[Provided records start]

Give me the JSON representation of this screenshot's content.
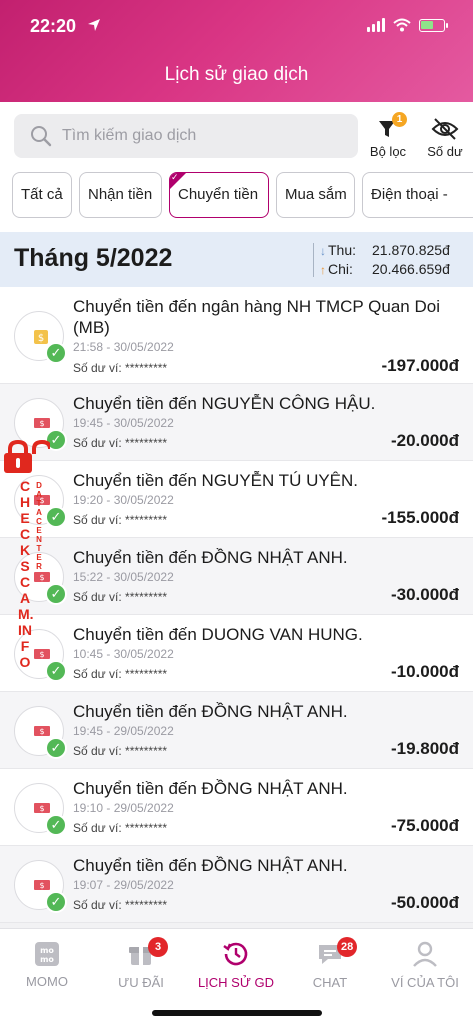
{
  "status_bar": {
    "time": "22:20"
  },
  "header": {
    "title": "Lịch sử giao dịch"
  },
  "search": {
    "placeholder": "Tìm kiếm giao dịch",
    "value": ""
  },
  "toolbar": {
    "filter_label": "Bộ lọc",
    "filter_badge": "1",
    "balance_label": "Số dư"
  },
  "chips": [
    {
      "label": "Tất cả",
      "active": false
    },
    {
      "label": "Nhận tiền",
      "active": false
    },
    {
      "label": "Chuyển tiền",
      "active": true
    },
    {
      "label": "Mua sắm",
      "active": false
    },
    {
      "label": "Điện thoại - ",
      "active": false
    }
  ],
  "month": {
    "title": "Tháng 5/2022",
    "income_label": "Thu:",
    "income_value": "21.870.825đ",
    "expense_label": "Chi:",
    "expense_value": "20.466.659đ"
  },
  "transactions": [
    {
      "title": "Chuyển tiền đến ngân hàng NH TMCP Quan Doi (MB)",
      "time": "21:58 - 30/05/2022",
      "balance": "Số dư ví: *********",
      "amount": "-197.000đ",
      "icon": "bank-icon"
    },
    {
      "title": "Chuyển tiền đến NGUYỄN CÔNG HẬU.",
      "time": "19:45 - 30/05/2022",
      "balance": "Số dư ví: *********",
      "amount": "-20.000đ",
      "icon": "money-transfer-icon"
    },
    {
      "title": "Chuyển tiền đến NGUYỄN TÚ UYÊN.",
      "time": "19:20 - 30/05/2022",
      "balance": "Số dư ví: *********",
      "amount": "-155.000đ",
      "icon": "money-transfer-icon"
    },
    {
      "title": "Chuyển tiền đến ĐỒNG NHẬT ANH.",
      "time": "15:22 - 30/05/2022",
      "balance": "Số dư ví: *********",
      "amount": "-30.000đ",
      "icon": "money-transfer-icon"
    },
    {
      "title": "Chuyển tiền đến DUONG VAN HUNG.",
      "time": "10:45 - 30/05/2022",
      "balance": "Số dư ví: *********",
      "amount": "-10.000đ",
      "icon": "money-transfer-icon"
    },
    {
      "title": "Chuyển tiền đến ĐỒNG NHẬT ANH.",
      "time": "19:45 - 29/05/2022",
      "balance": "Số dư ví: *********",
      "amount": "-19.800đ",
      "icon": "money-transfer-icon"
    },
    {
      "title": "Chuyển tiền đến ĐỒNG NHẬT ANH.",
      "time": "19:10 - 29/05/2022",
      "balance": "Số dư ví: *********",
      "amount": "-75.000đ",
      "icon": "money-transfer-icon"
    },
    {
      "title": "Chuyển tiền đến ĐỒNG NHẬT ANH.",
      "time": "19:07 - 29/05/2022",
      "balance": "Số dư ví: *********",
      "amount": "-50.000đ",
      "icon": "money-transfer-icon"
    }
  ],
  "watermark": {
    "main": "CHECKSCAM.INFO",
    "sub": "DATA CENTER"
  },
  "nav": [
    {
      "label": "MOMO",
      "icon": "momo-logo-icon",
      "badge": ""
    },
    {
      "label": "ƯU ĐÃI",
      "icon": "gift-icon",
      "badge": "3"
    },
    {
      "label": "LỊCH SỬ GD",
      "icon": "history-icon",
      "badge": "",
      "active": true
    },
    {
      "label": "CHAT",
      "icon": "chat-icon",
      "badge": "28"
    },
    {
      "label": "VÍ CỦA TÔI",
      "icon": "user-icon",
      "badge": ""
    }
  ],
  "colors": {
    "brand": "#b0006d",
    "header_gradient_start": "#c2206f",
    "success": "#53b856",
    "badge": "#e2262a"
  }
}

[Provided records end]

- Prompt -
Work out how many lines of the listing above include the word "dịch". Reply with nothing but the count.

- Reply -
2